Description of the task:
How many lines in the entries below include the string "name"? Answer with the number only.

Records provided:
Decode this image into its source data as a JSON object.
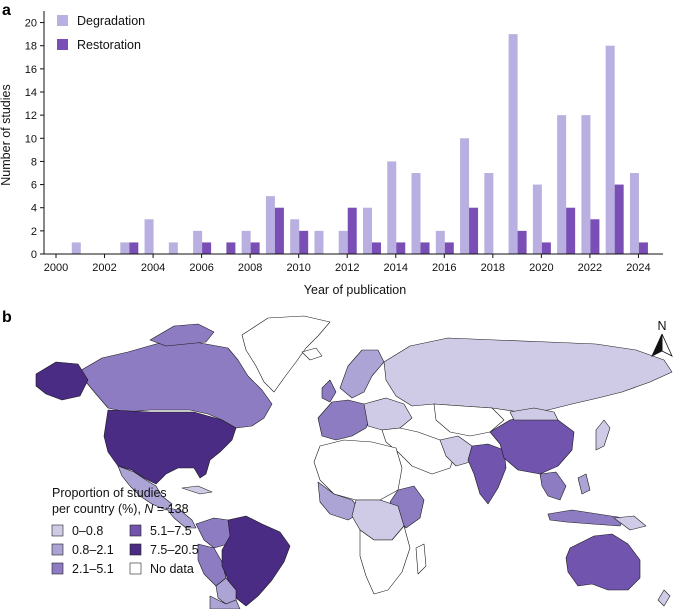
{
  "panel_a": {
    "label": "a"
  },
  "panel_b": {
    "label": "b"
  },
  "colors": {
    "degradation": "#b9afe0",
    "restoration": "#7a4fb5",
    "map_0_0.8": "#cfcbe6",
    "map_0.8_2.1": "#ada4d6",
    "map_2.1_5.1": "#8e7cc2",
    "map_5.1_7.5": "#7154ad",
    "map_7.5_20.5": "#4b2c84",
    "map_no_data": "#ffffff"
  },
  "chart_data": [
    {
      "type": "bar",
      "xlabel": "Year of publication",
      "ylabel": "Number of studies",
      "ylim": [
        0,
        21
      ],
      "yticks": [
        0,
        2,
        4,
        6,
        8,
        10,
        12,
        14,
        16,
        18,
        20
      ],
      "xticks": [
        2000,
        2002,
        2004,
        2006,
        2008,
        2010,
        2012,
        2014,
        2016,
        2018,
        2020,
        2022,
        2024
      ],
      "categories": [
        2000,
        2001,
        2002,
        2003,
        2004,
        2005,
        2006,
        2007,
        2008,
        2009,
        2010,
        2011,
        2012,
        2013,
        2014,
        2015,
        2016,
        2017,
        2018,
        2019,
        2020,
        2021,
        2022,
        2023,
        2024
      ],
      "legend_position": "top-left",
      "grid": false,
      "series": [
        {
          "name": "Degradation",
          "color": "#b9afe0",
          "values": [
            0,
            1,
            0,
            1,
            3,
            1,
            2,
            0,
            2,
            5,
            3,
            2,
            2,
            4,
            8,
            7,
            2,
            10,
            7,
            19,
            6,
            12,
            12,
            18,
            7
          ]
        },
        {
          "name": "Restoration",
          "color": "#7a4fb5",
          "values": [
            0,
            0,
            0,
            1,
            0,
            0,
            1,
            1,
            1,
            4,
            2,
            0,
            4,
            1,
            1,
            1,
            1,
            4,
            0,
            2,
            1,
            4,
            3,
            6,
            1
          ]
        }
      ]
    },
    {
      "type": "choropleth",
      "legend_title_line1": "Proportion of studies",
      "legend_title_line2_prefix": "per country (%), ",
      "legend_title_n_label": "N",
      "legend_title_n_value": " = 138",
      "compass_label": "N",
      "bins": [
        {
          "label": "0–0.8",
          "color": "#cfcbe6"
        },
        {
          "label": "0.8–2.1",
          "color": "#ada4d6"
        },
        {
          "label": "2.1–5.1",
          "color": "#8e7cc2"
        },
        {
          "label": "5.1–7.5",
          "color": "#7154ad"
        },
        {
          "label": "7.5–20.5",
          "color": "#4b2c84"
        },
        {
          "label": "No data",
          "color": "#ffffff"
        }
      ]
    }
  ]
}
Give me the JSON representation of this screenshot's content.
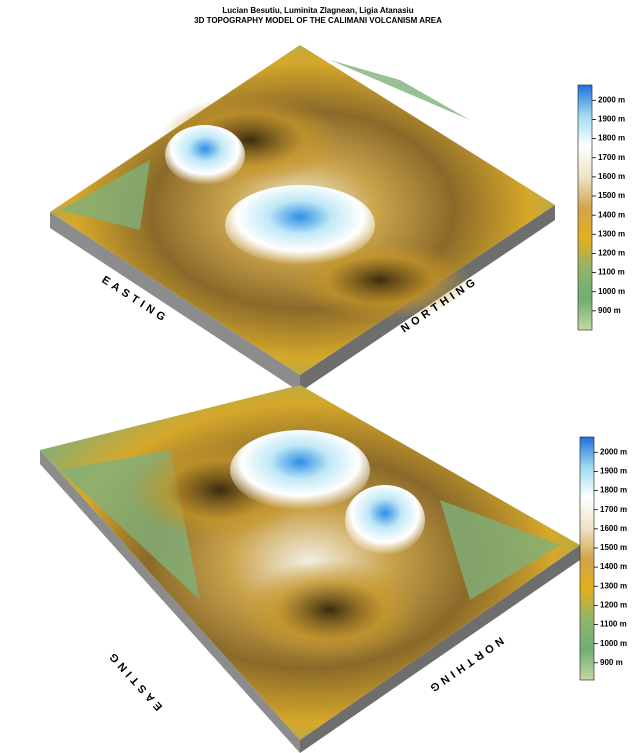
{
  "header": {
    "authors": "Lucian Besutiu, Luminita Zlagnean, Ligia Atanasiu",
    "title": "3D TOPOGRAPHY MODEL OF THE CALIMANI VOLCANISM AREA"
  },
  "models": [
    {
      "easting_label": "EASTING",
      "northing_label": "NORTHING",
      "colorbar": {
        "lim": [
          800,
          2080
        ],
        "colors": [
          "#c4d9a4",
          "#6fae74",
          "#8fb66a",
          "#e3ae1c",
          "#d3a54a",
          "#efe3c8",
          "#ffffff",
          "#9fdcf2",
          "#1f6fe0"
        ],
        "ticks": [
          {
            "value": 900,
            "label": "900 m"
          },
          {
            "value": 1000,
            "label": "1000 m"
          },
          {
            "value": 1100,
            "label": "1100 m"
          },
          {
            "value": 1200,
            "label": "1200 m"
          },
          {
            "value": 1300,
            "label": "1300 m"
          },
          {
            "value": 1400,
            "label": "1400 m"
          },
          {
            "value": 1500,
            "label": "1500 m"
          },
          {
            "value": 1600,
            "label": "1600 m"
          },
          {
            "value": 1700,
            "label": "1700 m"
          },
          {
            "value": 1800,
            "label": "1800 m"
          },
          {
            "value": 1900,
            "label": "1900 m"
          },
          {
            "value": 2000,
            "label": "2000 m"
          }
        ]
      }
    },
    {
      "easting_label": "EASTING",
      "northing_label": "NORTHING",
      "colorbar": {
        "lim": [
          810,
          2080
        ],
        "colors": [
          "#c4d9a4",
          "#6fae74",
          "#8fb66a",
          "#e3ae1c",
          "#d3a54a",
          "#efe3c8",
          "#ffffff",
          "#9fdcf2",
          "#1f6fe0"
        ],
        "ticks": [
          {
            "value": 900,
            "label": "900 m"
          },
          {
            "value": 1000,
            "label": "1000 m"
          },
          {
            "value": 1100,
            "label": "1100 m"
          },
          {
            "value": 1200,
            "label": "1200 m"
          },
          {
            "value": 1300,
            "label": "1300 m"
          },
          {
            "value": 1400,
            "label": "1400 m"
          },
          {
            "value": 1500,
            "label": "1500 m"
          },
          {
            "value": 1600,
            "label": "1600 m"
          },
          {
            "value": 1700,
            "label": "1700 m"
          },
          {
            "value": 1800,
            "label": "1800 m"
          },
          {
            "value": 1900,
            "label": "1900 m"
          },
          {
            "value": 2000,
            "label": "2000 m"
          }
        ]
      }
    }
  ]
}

Solution to this exercise:
2